Instructions for the task: Copy everything from the first of the lines below down to the line containing "In FIG. 3, the panel", both ends included, without changing anything.

[Collected data entries]
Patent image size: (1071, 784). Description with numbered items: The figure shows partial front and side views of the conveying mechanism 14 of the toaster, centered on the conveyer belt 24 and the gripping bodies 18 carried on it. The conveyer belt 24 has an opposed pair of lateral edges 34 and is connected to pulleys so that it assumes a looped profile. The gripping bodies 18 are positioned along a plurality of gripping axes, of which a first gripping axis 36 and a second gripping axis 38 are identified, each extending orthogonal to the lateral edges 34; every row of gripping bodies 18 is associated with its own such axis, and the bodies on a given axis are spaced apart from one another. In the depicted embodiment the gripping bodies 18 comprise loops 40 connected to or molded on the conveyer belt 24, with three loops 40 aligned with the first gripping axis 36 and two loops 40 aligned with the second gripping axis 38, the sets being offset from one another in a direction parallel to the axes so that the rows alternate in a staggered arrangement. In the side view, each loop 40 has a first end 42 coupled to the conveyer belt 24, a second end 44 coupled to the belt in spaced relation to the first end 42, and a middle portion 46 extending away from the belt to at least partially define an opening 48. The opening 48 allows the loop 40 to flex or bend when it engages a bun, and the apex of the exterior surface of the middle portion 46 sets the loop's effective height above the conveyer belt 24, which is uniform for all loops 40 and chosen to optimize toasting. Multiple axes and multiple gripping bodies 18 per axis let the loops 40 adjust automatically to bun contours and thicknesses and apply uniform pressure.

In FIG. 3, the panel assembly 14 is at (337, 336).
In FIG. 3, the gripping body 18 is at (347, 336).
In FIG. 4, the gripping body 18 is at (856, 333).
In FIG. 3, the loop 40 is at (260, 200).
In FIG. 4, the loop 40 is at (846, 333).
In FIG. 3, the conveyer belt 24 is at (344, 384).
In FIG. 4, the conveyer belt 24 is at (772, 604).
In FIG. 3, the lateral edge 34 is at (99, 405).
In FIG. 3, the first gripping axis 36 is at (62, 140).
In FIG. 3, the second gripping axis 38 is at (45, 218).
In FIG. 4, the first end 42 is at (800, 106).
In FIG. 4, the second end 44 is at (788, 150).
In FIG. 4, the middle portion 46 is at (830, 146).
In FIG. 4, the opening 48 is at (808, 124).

Expected answer:
Patent image size: (1071, 784). Description with numbered items: The figure shows partial front and side views of the conveying mechanism 14 of the toaster, centered on the conveyer belt 24 and the gripping bodies 18 carried on it. The conveyer belt 24 has an opposed pair of lateral edges 34 and is connected to pulleys so that it assumes a looped profile. The gripping bodies 18 are positioned along a plurality of gripping axes, of which a first gripping axis 36 and a second gripping axis 38 are identified, each extending orthogonal to the lateral edges 34; every row of gripping bodies 18 is associated with its own such axis, and the bodies on a given axis are spaced apart from one another. In the depicted embodiment the gripping bodies 18 comprise loops 40 connected to or molded on the conveyer belt 24, with three loops 40 aligned with the first gripping axis 36 and two loops 40 aligned with the second gripping axis 38, the sets being offset from one another in a direction parallel to the axes so that the rows alternate in a staggered arrangement. In the side view, each loop 40 has a first end 42 coupled to the conveyer belt 24, a second end 44 coupled to the belt in spaced relation to the first end 42, and a middle portion 46 extending away from the belt to at least partially define an opening 48. The opening 48 allows the loop 40 to flex or bend when it engages a bun, and the apex of the exterior surface of the middle portion 46 sets the loop's effective height above the conveyer belt 24, which is uniform for all loops 40 and chosen to optimize toasting. Multiple axes and multiple gripping bodies 18 per axis let the loops 40 adjust automatically to bun contours and thicknesses and apply uniform pressure.

In FIG. 3, the panel assembly 14 is at (337, 336).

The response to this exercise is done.